• TASK STATEMENT
Search the records for "ylabel" and copy each line that holds it.

• MATERIAL TO PROCESS
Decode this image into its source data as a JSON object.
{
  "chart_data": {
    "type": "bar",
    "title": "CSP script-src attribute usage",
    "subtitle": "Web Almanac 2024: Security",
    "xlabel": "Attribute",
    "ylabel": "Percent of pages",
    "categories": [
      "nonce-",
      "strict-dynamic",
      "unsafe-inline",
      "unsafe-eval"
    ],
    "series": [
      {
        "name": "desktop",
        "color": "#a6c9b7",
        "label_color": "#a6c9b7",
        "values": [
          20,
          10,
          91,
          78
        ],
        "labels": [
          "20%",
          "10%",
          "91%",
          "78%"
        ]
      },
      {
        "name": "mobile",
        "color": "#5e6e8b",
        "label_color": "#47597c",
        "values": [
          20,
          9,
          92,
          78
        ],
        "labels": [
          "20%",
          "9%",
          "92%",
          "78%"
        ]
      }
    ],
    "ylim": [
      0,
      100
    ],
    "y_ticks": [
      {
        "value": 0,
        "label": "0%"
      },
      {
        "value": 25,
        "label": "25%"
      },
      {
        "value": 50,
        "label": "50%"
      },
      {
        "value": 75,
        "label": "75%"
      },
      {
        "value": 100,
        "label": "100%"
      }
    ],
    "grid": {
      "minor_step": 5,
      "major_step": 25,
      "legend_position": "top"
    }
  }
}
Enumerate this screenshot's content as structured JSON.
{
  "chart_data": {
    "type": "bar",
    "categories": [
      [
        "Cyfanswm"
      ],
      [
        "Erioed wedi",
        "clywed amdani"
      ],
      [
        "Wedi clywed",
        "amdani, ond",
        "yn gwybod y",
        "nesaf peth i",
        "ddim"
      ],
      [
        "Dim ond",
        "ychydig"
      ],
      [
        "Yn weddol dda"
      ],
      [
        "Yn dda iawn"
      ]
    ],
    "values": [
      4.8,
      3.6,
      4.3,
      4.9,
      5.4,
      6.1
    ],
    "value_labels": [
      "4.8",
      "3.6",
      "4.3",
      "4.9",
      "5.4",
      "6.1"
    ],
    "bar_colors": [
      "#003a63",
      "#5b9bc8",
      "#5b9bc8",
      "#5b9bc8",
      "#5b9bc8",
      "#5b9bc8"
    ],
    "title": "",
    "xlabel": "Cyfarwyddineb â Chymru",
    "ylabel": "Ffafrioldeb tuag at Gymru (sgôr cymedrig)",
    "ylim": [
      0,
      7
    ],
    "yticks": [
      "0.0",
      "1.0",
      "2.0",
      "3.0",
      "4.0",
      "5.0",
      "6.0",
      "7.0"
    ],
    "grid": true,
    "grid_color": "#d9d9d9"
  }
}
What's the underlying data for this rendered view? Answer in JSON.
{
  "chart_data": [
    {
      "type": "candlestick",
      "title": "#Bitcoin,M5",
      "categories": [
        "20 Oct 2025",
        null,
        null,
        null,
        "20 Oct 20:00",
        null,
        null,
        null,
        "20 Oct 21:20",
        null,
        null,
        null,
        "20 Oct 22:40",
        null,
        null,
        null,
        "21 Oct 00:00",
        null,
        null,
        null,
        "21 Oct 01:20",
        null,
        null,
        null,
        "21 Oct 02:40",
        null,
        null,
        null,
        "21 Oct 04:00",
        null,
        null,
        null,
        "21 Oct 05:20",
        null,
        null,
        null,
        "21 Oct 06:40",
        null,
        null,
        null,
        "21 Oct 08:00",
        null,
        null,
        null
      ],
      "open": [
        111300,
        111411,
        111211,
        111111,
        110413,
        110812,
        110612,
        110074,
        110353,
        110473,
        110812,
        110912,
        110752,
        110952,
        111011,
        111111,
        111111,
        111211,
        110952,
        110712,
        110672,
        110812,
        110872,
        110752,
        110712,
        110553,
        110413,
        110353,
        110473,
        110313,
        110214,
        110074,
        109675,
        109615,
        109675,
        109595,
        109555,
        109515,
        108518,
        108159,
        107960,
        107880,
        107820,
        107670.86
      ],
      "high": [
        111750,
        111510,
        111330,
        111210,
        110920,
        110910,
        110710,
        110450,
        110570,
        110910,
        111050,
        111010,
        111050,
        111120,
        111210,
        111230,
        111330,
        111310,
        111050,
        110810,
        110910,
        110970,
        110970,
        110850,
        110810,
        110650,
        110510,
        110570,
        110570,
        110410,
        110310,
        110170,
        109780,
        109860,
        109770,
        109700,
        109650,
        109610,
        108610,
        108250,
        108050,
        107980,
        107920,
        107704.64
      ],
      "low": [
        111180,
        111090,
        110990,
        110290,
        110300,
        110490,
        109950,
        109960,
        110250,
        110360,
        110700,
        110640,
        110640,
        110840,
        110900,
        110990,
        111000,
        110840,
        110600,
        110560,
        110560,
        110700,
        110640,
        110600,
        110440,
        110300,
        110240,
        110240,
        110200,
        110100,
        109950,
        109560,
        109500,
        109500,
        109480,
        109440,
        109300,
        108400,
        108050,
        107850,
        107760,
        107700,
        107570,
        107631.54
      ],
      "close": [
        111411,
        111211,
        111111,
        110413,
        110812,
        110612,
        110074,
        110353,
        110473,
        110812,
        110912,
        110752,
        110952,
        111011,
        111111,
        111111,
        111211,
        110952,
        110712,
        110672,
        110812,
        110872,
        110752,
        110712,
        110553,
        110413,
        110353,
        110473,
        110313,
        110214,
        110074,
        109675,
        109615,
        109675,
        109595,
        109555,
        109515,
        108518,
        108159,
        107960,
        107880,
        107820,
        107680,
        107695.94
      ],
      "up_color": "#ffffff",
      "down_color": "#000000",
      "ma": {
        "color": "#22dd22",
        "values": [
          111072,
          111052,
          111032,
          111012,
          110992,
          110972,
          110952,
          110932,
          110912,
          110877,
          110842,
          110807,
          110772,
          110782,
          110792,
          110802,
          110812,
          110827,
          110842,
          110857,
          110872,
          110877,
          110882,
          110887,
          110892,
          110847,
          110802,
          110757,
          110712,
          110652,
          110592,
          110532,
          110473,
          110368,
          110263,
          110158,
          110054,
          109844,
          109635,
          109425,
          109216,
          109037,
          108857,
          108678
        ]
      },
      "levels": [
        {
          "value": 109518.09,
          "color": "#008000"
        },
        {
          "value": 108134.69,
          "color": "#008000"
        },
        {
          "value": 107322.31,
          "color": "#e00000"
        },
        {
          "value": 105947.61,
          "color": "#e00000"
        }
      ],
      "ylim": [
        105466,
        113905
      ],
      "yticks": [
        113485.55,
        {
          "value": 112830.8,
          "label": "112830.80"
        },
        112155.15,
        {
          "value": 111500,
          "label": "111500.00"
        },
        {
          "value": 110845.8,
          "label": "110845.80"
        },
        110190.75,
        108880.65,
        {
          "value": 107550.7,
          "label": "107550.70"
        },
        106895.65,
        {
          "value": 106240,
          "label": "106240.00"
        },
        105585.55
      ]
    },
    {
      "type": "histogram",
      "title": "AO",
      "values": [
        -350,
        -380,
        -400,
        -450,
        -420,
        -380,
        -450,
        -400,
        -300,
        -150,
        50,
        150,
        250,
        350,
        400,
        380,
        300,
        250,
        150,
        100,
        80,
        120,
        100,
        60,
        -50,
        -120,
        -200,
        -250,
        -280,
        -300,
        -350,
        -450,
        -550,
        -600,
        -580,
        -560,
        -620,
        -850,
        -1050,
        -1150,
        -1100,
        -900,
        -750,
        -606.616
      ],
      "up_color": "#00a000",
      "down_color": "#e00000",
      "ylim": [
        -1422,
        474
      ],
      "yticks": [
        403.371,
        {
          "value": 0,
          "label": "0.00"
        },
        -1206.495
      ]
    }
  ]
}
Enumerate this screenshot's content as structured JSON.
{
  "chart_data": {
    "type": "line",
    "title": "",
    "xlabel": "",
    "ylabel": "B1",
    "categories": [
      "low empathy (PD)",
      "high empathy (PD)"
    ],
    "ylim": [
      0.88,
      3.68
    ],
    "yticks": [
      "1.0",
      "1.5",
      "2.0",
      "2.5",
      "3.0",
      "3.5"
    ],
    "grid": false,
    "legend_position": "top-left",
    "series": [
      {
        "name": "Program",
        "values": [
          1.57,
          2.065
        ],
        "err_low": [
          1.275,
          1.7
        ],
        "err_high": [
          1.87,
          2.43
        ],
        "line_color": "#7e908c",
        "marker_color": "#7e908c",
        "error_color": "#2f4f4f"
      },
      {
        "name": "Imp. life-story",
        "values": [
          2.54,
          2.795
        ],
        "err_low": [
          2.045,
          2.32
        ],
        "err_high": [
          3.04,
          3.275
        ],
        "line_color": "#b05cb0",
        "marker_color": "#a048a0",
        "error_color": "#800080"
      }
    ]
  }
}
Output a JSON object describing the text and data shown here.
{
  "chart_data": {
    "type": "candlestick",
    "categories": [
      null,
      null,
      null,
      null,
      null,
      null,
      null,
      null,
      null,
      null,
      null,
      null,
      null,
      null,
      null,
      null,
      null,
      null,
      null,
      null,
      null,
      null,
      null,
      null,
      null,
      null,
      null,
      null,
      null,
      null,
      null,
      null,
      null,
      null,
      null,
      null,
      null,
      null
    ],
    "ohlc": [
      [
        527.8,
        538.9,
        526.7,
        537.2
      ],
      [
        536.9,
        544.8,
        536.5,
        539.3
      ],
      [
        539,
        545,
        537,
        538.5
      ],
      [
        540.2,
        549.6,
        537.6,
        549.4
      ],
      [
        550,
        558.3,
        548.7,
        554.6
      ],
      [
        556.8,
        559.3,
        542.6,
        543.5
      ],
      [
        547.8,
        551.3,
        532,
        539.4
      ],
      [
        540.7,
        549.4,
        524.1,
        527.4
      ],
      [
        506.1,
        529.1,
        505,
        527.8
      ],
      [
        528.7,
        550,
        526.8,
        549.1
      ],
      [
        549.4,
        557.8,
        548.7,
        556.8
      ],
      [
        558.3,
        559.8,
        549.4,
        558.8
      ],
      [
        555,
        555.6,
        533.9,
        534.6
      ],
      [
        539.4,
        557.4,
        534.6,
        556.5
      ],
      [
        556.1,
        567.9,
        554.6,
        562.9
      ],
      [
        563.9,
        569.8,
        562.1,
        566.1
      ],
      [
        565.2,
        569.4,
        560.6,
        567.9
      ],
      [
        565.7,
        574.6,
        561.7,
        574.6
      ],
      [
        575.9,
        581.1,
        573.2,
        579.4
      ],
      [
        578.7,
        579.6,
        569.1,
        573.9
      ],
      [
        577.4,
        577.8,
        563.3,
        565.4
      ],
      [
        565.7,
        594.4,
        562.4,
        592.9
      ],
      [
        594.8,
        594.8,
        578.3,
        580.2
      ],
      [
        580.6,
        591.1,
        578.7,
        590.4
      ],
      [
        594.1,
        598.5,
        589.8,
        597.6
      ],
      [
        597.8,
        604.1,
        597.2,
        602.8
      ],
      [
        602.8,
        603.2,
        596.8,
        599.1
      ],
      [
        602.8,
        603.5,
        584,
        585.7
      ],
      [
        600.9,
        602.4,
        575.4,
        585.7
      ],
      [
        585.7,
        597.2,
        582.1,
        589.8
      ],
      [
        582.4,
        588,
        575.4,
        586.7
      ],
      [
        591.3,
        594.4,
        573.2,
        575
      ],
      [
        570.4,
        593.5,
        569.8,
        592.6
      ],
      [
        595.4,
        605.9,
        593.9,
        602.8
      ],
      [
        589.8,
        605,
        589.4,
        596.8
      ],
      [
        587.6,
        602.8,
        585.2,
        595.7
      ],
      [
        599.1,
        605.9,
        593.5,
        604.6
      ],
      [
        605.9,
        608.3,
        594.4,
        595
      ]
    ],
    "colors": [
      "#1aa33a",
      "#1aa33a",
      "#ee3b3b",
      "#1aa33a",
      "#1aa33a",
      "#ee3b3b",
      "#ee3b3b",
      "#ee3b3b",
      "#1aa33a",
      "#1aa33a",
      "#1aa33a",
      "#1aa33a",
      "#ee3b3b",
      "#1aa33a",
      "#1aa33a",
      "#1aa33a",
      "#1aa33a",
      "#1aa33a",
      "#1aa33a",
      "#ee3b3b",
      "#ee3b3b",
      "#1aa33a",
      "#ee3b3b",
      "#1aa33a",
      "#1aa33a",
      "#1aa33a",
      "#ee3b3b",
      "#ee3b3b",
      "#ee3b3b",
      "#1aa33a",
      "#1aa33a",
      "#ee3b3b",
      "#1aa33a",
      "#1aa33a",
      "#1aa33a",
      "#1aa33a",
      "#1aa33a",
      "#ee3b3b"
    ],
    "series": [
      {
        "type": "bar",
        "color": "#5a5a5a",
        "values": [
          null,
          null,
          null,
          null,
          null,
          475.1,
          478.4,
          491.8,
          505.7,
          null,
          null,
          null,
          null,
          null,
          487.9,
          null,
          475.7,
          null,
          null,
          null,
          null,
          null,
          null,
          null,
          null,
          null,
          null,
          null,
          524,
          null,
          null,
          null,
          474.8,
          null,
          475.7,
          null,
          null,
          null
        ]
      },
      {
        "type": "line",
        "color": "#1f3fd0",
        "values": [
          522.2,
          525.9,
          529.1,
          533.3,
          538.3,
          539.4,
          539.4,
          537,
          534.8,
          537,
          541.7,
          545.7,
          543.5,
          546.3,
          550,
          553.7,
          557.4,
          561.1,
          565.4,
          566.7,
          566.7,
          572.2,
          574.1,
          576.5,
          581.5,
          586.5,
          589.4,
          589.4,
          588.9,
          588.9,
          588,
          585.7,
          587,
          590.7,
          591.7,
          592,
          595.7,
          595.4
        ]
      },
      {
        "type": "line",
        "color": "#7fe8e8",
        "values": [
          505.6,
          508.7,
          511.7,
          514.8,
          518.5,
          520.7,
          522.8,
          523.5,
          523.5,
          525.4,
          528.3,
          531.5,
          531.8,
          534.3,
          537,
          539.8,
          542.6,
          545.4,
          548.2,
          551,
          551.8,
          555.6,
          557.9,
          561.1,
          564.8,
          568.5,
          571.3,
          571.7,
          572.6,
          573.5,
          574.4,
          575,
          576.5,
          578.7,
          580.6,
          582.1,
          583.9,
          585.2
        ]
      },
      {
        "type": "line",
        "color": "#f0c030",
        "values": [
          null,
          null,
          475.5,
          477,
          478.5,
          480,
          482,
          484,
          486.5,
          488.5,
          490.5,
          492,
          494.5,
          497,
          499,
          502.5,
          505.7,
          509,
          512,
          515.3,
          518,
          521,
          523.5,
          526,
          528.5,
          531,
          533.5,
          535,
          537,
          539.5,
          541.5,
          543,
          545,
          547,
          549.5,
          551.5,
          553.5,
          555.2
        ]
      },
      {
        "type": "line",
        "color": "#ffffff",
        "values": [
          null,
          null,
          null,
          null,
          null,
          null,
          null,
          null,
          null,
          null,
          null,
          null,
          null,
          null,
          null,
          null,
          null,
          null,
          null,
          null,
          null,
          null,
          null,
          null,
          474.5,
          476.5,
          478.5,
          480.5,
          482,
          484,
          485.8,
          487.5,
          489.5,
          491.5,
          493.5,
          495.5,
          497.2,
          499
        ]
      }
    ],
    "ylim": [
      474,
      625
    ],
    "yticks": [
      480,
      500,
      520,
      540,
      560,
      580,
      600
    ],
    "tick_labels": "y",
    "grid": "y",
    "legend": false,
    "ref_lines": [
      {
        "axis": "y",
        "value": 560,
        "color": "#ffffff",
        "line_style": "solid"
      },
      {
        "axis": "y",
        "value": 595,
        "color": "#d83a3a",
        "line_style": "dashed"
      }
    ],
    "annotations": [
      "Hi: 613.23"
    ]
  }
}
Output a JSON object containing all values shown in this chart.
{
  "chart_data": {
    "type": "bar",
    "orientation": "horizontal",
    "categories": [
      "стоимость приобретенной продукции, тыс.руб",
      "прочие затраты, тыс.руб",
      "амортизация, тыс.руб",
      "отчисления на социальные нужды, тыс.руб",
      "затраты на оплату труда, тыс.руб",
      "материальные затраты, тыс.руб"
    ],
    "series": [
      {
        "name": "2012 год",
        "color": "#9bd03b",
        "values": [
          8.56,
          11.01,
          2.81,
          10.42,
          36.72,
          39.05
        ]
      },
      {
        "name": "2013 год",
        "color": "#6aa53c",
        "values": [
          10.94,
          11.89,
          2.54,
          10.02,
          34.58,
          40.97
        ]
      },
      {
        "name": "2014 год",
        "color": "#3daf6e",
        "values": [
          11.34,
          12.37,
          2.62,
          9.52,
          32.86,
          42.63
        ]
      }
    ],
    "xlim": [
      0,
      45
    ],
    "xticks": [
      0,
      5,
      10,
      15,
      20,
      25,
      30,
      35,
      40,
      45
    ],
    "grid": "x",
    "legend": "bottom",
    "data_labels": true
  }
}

• ANSWER BELOW
    "ylabel": "Percent of pages",
    "ylabel": "Ffafrioldeb tuag at Gymru (sgôr cymedrig)",
    "ylabel": "B1",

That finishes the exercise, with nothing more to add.